Records provided:
>>>

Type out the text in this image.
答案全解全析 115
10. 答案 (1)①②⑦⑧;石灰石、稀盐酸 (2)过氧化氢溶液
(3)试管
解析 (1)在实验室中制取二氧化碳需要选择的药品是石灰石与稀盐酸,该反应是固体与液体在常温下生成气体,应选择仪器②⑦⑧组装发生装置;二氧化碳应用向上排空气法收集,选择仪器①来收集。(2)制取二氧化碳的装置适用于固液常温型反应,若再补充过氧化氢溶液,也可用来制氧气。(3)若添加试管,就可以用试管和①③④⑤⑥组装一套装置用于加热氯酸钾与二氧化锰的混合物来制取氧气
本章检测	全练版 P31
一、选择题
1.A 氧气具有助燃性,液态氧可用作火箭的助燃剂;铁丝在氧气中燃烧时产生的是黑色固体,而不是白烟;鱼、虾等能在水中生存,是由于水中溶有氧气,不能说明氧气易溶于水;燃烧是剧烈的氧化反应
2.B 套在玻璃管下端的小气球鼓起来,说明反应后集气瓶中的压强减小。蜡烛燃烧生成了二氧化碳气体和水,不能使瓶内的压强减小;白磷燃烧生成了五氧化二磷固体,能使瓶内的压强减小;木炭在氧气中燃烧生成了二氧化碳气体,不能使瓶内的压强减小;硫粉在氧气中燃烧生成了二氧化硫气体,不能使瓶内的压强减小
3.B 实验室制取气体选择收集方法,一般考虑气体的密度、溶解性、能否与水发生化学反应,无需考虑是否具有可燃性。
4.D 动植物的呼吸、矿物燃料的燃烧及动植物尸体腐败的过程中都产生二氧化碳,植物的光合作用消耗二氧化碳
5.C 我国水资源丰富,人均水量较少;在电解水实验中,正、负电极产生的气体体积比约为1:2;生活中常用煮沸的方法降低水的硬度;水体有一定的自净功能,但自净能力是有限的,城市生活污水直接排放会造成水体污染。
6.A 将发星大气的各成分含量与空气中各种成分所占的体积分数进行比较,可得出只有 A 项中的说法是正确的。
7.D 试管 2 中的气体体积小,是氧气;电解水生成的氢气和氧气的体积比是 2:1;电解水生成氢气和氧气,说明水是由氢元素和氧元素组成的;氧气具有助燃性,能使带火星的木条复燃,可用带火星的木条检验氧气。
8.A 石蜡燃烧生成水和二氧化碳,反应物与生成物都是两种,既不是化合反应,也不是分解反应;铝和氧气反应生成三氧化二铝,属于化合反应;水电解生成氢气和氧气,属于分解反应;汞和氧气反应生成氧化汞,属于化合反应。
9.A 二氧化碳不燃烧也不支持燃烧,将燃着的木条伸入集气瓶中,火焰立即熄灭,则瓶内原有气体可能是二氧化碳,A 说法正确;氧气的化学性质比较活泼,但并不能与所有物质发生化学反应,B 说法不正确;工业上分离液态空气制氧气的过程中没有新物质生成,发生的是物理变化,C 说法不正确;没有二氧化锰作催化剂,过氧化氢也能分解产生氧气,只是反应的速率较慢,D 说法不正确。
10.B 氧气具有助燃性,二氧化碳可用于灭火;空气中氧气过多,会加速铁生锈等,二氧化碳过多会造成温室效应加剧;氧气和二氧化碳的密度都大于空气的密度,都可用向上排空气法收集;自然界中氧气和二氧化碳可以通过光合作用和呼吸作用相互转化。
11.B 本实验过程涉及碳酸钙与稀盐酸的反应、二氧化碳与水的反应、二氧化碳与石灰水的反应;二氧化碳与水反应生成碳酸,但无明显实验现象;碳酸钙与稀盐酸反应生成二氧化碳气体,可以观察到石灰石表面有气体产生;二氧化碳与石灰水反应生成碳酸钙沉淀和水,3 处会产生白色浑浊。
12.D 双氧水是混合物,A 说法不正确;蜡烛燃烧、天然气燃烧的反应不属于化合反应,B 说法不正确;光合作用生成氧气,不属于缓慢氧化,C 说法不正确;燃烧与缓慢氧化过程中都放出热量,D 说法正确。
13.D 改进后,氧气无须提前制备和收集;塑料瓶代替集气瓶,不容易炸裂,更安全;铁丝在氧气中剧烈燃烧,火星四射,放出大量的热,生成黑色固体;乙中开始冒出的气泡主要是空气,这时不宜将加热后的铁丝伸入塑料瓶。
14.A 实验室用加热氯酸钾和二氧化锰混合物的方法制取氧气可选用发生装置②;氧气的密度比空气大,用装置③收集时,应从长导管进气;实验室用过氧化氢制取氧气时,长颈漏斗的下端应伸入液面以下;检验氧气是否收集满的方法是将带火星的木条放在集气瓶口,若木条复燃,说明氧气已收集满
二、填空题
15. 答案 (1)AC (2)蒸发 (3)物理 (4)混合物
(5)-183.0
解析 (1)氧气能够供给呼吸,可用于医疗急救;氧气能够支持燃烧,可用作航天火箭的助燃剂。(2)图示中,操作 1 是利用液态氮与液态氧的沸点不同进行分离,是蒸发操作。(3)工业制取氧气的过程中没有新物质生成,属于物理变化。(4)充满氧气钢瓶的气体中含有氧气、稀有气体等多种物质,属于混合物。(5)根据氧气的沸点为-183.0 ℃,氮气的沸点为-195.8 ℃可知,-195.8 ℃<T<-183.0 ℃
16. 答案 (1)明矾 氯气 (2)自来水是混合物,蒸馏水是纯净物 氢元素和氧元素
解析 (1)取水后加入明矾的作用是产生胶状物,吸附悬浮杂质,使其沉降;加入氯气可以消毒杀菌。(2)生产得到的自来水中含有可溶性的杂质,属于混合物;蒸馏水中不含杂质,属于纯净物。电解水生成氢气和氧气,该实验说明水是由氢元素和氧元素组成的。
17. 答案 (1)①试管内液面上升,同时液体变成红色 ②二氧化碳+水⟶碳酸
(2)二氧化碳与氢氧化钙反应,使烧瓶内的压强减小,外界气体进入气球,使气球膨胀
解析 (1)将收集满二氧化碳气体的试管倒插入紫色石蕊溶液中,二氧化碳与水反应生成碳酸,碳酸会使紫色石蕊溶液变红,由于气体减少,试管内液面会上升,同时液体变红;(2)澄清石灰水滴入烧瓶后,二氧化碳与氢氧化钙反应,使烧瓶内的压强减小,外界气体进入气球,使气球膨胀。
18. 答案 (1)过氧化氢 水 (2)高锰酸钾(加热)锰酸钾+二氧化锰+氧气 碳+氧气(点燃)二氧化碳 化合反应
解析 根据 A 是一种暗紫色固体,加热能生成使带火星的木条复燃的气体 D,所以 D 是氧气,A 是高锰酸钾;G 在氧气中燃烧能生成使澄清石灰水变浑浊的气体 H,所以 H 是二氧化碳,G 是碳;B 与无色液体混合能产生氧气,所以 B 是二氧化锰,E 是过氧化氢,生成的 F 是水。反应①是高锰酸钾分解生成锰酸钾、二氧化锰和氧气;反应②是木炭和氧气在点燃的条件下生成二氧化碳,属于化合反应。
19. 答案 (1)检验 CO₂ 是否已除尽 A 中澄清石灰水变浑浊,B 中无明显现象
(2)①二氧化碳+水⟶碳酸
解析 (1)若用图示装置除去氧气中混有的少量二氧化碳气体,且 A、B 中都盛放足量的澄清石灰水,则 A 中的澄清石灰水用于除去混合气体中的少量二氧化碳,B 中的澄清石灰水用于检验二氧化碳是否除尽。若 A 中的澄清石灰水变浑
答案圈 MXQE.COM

<<<

What you should do: Write the whole listing out again. Keep every line exactly as it is.

Complete response:
Type out the text in this image.
答案全解全析 115
10. 答案 (1)①②⑦⑧;石灰石、稀盐酸 (2)过氧化氢溶液
(3)试管
解析 (1)在实验室中制取二氧化碳需要选择的药品是石灰石与稀盐酸,该反应是固体与液体在常温下生成气体,应选择仪器②⑦⑧组装发生装置;二氧化碳应用向上排空气法收集,选择仪器①来收集。(2)制取二氧化碳的装置适用于固液常温型反应,若再补充过氧化氢溶液,也可用来制氧气。(3)若添加试管,就可以用试管和①③④⑤⑥组装一套装置用于加热氯酸钾与二氧化锰的混合物来制取氧气
本章检测	全练版 P31
一、选择题
1.A 氧气具有助燃性,液态氧可用作火箭的助燃剂;铁丝在氧气中燃烧时产生的是黑色固体,而不是白烟;鱼、虾等能在水中生存,是由于水中溶有氧气,不能说明氧气易溶于水;燃烧是剧烈的氧化反应
2.B 套在玻璃管下端的小气球鼓起来,说明反应后集气瓶中的压强减小。蜡烛燃烧生成了二氧化碳气体和水,不能使瓶内的压强减小;白磷燃烧生成了五氧化二磷固体,能使瓶内的压强减小;木炭在氧气中燃烧生成了二氧化碳气体,不能使瓶内的压强减小;硫粉在氧气中燃烧生成了二氧化硫气体,不能使瓶内的压强减小
3.B 实验室制取气体选择收集方法,一般考虑气体的密度、溶解性、能否与水发生化学反应,无需考虑是否具有可燃性。
4.D 动植物的呼吸、矿物燃料的燃烧及动植物尸体腐败的过程中都产生二氧化碳,植物的光合作用消耗二氧化碳
5.C 我国水资源丰富,人均水量较少;在电解水实验中,正、负电极产生的气体体积比约为1:2;生活中常用煮沸的方法降低水的硬度;水体有一定的自净功能,但自净能力是有限的,城市生活污水直接排放会造成水体污染。
6.A 将发星大气的各成分含量与空气中各种成分所占的体积分数进行比较,可得出只有 A 项中的说法是正确的。
7.D 试管 2 中的气体体积小,是氧气;电解水生成的氢气和氧气的体积比是 2:1;电解水生成氢气和氧气,说明水是由氢元素和氧元素组成的;氧气具有助燃性,能使带火星的木条复燃,可用带火星的木条检验氧气。
8.A 石蜡燃烧生成水和二氧化碳,反应物与生成物都是两种,既不是化合反应,也不是分解反应;铝和氧气反应生成三氧化二铝,属于化合反应;水电解生成氢气和氧气,属于分解反应;汞和氧气反应生成氧化汞,属于化合反应。
9.A 二氧化碳不燃烧也不支持燃烧,将燃着的木条伸入集气瓶中,火焰立即熄灭,则瓶内原有气体可能是二氧化碳,A 说法正确;氧气的化学性质比较活泼,但并不能与所有物质发生化学反应,B 说法不正确;工业上分离液态空气制氧气的过程中没有新物质生成,发生的是物理变化,C 说法不正确;没有二氧化锰作催化剂,过氧化氢也能分解产生氧气,只是反应的速率较慢,D 说法不正确。
10.B 氧气具有助燃性,二氧化碳可用于灭火;空气中氧气过多,会加速铁生锈等,二氧化碳过多会造成温室效应加剧;氧气和二氧化碳的密度都大于空气的密度,都可用向上排空气法收集;自然界中氧气和二氧化碳可以通过光合作用和呼吸作用相互转化。
11.B 本实验过程涉及碳酸钙与稀盐酸的反应、二氧化碳与水的反应、二氧化碳与石灰水的反应;二氧化碳与水反应生成碳酸,但无明显实验现象;碳酸钙与稀盐酸反应生成二氧化碳气体,可以观察到石灰石表面有气体产生;二氧化碳与石灰水反应生成碳酸钙沉淀和水,3 处会产生白色浑浊。
12.D 双氧水是混合物,A 说法不正确;蜡烛燃烧、天然气燃烧的反应不属于化合反应,B 说法不正确;光合作用生成氧气,不属于缓慢氧化,C 说法不正确;燃烧与缓慢氧化过程中都放出热量,D 说法正确。
13.D 改进后,氧气无须提前制备和收集;塑料瓶代替集气瓶,不容易炸裂,更安全;铁丝在氧气中剧烈燃烧,火星四射,放出大量的热,生成黑色固体;乙中开始冒出的气泡主要是空气,这时不宜将加热后的铁丝伸入塑料瓶。
14.A 实验室用加热氯酸钾和二氧化锰混合物的方法制取氧气可选用发生装置②;氧气的密度比空气大,用装置③收集时,应从长导管进气;实验室用过氧化氢制取氧气时,长颈漏斗的下端应伸入液面以下;检验氧气是否收集满的方法是将带火星的木条放在集气瓶口,若木条复燃,说明氧气已收集满
二、填空题
15. 答案 (1)AC (2)蒸发 (3)物理 (4)混合物
(5)-183.0
解析 (1)氧气能够供给呼吸,可用于医疗急救;氧气能够支持燃烧,可用作航天火箭的助燃剂。(2)图示中,操作 1 是利用液态氮与液态氧的沸点不同进行分离,是蒸发操作。(3)工业制取氧气的过程中没有新物质生成,属于物理变化。(4)充满氧气钢瓶的气体中含有氧气、稀有气体等多种物质,属于混合物。(5)根据氧气的沸点为-183.0 ℃,氮气的沸点为-195.8 ℃可知,-195.8 ℃<T<-183.0 ℃
16. 答案 (1)明矾 氯气 (2)自来水是混合物,蒸馏水是纯净物 氢元素和氧元素
解析 (1)取水后加入明矾的作用是产生胶状物,吸附悬浮杂质,使其沉降;加入氯气可以消毒杀菌。(2)生产得到的自来水中含有可溶性的杂质,属于混合物;蒸馏水中不含杂质,属于纯净物。电解水生成氢气和氧气,该实验说明水是由氢元素和氧元素组成的。
17. 答案 (1)①试管内液面上升,同时液体变成红色 ②二氧化碳+水⟶碳酸
(2)二氧化碳与氢氧化钙反应,使烧瓶内的压强减小,外界气体进入气球,使气球膨胀
解析 (1)将收集满二氧化碳气体的试管倒插入紫色石蕊溶液中,二氧化碳与水反应生成碳酸,碳酸会使紫色石蕊溶液变红,由于气体减少,试管内液面会上升,同时液体变红;(2)澄清石灰水滴入烧瓶后,二氧化碳与氢氧化钙反应,使烧瓶内的压强减小,外界气体进入气球,使气球膨胀。
18. 答案 (1)过氧化氢 水 (2)高锰酸钾(加热)锰酸钾+二氧化锰+氧气 碳+氧气(点燃)二氧化碳 化合反应
解析 根据 A 是一种暗紫色固体,加热能生成使带火星的木条复燃的气体 D,所以 D 是氧气,A 是高锰酸钾;G 在氧气中燃烧能生成使澄清石灰水变浑浊的气体 H,所以 H 是二氧化碳,G 是碳;B 与无色液体混合能产生氧气,所以 B 是二氧化锰,E 是过氧化氢,生成的 F 是水。反应①是高锰酸钾分解生成锰酸钾、二氧化锰和氧气;反应②是木炭和氧气在点燃的条件下生成二氧化碳,属于化合反应。
19. 答案 (1)检验 CO₂ 是否已除尽 A 中澄清石灰水变浑浊,B 中无明显现象
(2)①二氧化碳+水⟶碳酸
解析 (1)若用图示装置除去氧气中混有的少量二氧化碳气体,且 A、B 中都盛放足量的澄清石灰水,则 A 中的澄清石灰水用于除去混合气体中的少量二氧化碳,B 中的澄清石灰水用于检验二氧化碳是否除尽。若 A 中的澄清石灰水变浑
答案圈 MXQE.COM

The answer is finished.